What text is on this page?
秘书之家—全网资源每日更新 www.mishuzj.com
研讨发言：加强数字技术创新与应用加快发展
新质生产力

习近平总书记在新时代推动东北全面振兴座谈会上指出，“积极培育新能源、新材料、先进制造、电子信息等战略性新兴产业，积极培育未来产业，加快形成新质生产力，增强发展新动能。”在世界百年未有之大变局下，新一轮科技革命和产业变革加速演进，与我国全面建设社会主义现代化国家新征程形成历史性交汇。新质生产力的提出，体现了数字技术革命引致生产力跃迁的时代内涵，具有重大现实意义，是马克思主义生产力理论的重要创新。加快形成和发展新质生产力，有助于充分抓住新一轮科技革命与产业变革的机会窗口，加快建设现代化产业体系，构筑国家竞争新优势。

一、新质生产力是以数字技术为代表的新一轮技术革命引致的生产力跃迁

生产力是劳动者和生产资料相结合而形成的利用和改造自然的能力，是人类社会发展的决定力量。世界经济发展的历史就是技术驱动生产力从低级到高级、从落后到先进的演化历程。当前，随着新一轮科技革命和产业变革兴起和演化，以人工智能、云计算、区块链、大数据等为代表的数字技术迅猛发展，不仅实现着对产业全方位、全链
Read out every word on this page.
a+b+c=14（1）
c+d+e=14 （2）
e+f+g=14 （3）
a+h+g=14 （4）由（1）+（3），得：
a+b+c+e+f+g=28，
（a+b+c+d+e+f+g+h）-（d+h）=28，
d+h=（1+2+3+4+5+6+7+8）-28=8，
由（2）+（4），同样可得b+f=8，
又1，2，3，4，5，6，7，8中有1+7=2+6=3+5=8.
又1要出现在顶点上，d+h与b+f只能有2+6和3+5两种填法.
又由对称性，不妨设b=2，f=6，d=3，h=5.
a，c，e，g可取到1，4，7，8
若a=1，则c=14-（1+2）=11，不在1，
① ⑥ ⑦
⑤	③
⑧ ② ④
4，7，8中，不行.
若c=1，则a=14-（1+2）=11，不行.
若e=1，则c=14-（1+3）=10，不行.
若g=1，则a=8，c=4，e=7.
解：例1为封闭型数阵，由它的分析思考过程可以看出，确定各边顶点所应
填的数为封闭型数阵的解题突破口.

※

▶ **WHAT YOU HAVE TO DO**: Reproduce each entry above exactly, keeping every word.

▶ **RESULT OF THE EXERCISE**:
What text is on this page?
秘书之家—全网资源每日更新 www.mishuzj.com
研讨发言：加强数字技术创新与应用加快发展
新质生产力

习近平总书记在新时代推动东北全面振兴座谈会上指出，“积极培育新能源、新材料、先进制造、电子信息等战略性新兴产业，积极培育未来产业，加快形成新质生产力，增强发展新动能。”在世界百年未有之大变局下，新一轮科技革命和产业变革加速演进，与我国全面建设社会主义现代化国家新征程形成历史性交汇。新质生产力的提出，体现了数字技术革命引致生产力跃迁的时代内涵，具有重大现实意义，是马克思主义生产力理论的重要创新。加快形成和发展新质生产力，有助于充分抓住新一轮科技革命与产业变革的机会窗口，加快建设现代化产业体系，构筑国家竞争新优势。

一、新质生产力是以数字技术为代表的新一轮技术革命引致的生产力跃迁

生产力是劳动者和生产资料相结合而形成的利用和改造自然的能力，是人类社会发展的决定力量。世界经济发展的历史就是技术驱动生产力从低级到高级、从落后到先进的演化历程。当前，随着新一轮科技革命和产业变革兴起和演化，以人工智能、云计算、区块链、大数据等为代表的数字技术迅猛发展，不仅实现着对产业全方位、全链
Read out every word on this page.
a+b+c=14（1）
c+d+e=14 （2）
e+f+g=14 （3）
a+h+g=14 （4）由（1）+（3），得：
a+b+c+e+f+g=28，
（a+b+c+d+e+f+g+h）-（d+h）=28，
d+h=（1+2+3+4+5+6+7+8）-28=8，
由（2）+（4），同样可得b+f=8，
又1，2，3，4，5，6，7，8中有1+7=2+6=3+5=8.
又1要出现在顶点上，d+h与b+f只能有2+6和3+5两种填法.
又由对称性，不妨设b=2，f=6，d=3，h=5.
a，c，e，g可取到1，4，7，8
若a=1，则c=14-（1+2）=11，不在1，
① ⑥ ⑦
⑤	③
⑧ ② ④
4，7，8中，不行.
若c=1，则a=14-（1+2）=11，不行.
若e=1，则c=14-（1+3）=10，不行.
若g=1，则a=8，c=4，e=7.
解：例1为封闭型数阵，由它的分析思考过程可以看出，确定各边顶点所应
填的数为封闭型数阵的解题突破口.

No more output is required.